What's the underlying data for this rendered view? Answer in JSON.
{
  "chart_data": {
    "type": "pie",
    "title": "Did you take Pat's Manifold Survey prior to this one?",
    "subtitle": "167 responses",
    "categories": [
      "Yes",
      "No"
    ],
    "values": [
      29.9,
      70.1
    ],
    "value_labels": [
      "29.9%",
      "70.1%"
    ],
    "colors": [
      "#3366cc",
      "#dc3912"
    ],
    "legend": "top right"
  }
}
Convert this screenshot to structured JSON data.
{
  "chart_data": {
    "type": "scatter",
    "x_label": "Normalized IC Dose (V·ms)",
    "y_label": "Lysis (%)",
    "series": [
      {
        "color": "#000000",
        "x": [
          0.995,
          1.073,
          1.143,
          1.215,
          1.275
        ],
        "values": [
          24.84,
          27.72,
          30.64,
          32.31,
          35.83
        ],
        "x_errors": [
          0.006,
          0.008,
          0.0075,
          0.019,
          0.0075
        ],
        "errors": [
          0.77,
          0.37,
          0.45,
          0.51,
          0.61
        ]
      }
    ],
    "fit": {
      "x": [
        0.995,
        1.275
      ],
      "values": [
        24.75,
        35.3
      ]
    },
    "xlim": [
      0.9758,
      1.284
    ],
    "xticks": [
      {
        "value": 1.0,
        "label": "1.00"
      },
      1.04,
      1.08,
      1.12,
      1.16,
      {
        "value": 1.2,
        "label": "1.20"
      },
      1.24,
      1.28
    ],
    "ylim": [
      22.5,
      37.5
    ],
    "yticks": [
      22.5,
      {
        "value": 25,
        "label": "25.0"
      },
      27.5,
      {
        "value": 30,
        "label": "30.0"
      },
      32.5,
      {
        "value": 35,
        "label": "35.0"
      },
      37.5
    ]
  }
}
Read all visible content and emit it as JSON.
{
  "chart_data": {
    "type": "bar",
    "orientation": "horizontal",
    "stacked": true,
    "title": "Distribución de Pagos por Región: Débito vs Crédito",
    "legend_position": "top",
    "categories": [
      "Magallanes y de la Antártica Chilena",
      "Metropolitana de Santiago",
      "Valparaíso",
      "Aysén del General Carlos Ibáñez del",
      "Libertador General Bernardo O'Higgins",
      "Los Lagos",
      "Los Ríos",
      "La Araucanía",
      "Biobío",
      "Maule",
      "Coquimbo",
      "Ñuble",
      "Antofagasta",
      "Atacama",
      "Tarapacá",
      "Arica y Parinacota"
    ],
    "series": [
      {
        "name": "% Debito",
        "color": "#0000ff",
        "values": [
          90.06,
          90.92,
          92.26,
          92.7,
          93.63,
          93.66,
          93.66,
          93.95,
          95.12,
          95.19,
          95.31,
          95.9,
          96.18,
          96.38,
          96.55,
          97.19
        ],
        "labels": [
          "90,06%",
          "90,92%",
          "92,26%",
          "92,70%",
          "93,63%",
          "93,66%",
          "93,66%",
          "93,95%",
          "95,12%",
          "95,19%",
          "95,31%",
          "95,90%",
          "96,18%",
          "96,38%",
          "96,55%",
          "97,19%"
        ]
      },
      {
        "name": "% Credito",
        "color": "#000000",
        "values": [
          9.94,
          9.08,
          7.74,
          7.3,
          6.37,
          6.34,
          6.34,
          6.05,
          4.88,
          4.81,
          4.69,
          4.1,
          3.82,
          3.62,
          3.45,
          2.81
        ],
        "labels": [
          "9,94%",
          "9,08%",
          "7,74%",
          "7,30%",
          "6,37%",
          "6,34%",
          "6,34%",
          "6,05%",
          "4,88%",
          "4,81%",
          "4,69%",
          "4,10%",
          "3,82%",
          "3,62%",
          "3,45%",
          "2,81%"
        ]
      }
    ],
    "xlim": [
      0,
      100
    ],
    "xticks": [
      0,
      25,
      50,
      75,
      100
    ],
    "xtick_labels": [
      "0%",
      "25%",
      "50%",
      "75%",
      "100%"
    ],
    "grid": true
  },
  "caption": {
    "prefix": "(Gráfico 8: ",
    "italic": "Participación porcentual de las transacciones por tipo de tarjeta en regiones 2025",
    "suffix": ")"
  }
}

• • • •

WHAT TO PRODUCE: Return all of the data word for word.

ANSWER FOR THE TASK:
What's the underlying data for this rendered view? Answer in JSON.
{
  "chart_data": {
    "type": "pie",
    "title": "Did you take Pat's Manifold Survey prior to this one?",
    "subtitle": "167 responses",
    "categories": [
      "Yes",
      "No"
    ],
    "values": [
      29.9,
      70.1
    ],
    "value_labels": [
      "29.9%",
      "70.1%"
    ],
    "colors": [
      "#3366cc",
      "#dc3912"
    ],
    "legend": "top right"
  }
}
Convert this screenshot to structured JSON data.
{
  "chart_data": {
    "type": "scatter",
    "x_label": "Normalized IC Dose (V·ms)",
    "y_label": "Lysis (%)",
    "series": [
      {
        "color": "#000000",
        "x": [
          0.995,
          1.073,
          1.143,
          1.215,
          1.275
        ],
        "values": [
          24.84,
          27.72,
          30.64,
          32.31,
          35.83
        ],
        "x_errors": [
          0.006,
          0.008,
          0.0075,
          0.019,
          0.0075
        ],
        "errors": [
          0.77,
          0.37,
          0.45,
          0.51,
          0.61
        ]
      }
    ],
    "fit": {
      "x": [
        0.995,
        1.275
      ],
      "values": [
        24.75,
        35.3
      ]
    },
    "xlim": [
      0.9758,
      1.284
    ],
    "xticks": [
      {
        "value": 1.0,
        "label": "1.00"
      },
      1.04,
      1.08,
      1.12,
      1.16,
      {
        "value": 1.2,
        "label": "1.20"
      },
      1.24,
      1.28
    ],
    "ylim": [
      22.5,
      37.5
    ],
    "yticks": [
      22.5,
      {
        "value": 25,
        "label": "25.0"
      },
      27.5,
      {
        "value": 30,
        "label": "30.0"
      },
      32.5,
      {
        "value": 35,
        "label": "35.0"
      },
      37.5
    ]
  }
}
Read all visible content and emit it as JSON.
{
  "chart_data": {
    "type": "bar",
    "orientation": "horizontal",
    "stacked": true,
    "title": "Distribución de Pagos por Región: Débito vs Crédito",
    "legend_position": "top",
    "categories": [
      "Magallanes y de la Antártica Chilena",
      "Metropolitana de Santiago",
      "Valparaíso",
      "Aysén del General Carlos Ibáñez del",
      "Libertador General Bernardo O'Higgins",
      "Los Lagos",
      "Los Ríos",
      "La Araucanía",
      "Biobío",
      "Maule",
      "Coquimbo",
      "Ñuble",
      "Antofagasta",
      "Atacama",
      "Tarapacá",
      "Arica y Parinacota"
    ],
    "series": [
      {
        "name": "% Debito",
        "color": "#0000ff",
        "values": [
          90.06,
          90.92,
          92.26,
          92.7,
          93.63,
          93.66,
          93.66,
          93.95,
          95.12,
          95.19,
          95.31,
          95.9,
          96.18,
          96.38,
          96.55,
          97.19
        ],
        "labels": [
          "90,06%",
          "90,92%",
          "92,26%",
          "92,70%",
          "93,63%",
          "93,66%",
          "93,66%",
          "93,95%",
          "95,12%",
          "95,19%",
          "95,31%",
          "95,90%",
          "96,18%",
          "96,38%",
          "96,55%",
          "97,19%"
        ]
      },
      {
        "name": "% Credito",
        "color": "#000000",
        "values": [
          9.94,
          9.08,
          7.74,
          7.3,
          6.37,
          6.34,
          6.34,
          6.05,
          4.88,
          4.81,
          4.69,
          4.1,
          3.82,
          3.62,
          3.45,
          2.81
        ],
        "labels": [
          "9,94%",
          "9,08%",
          "7,74%",
          "7,30%",
          "6,37%",
          "6,34%",
          "6,34%",
          "6,05%",
          "4,88%",
          "4,81%",
          "4,69%",
          "4,10%",
          "3,82%",
          "3,62%",
          "3,45%",
          "2,81%"
        ]
      }
    ],
    "xlim": [
      0,
      100
    ],
    "xticks": [
      0,
      25,
      50,
      75,
      100
    ],
    "xtick_labels": [
      "0%",
      "25%",
      "50%",
      "75%",
      "100%"
    ],
    "grid": true
  },
  "caption": {
    "prefix": "(Gráfico 8: ",
    "italic": "Participación porcentual de las transacciones por tipo de tarjeta en regiones 2025",
    "suffix": ")"
  }
}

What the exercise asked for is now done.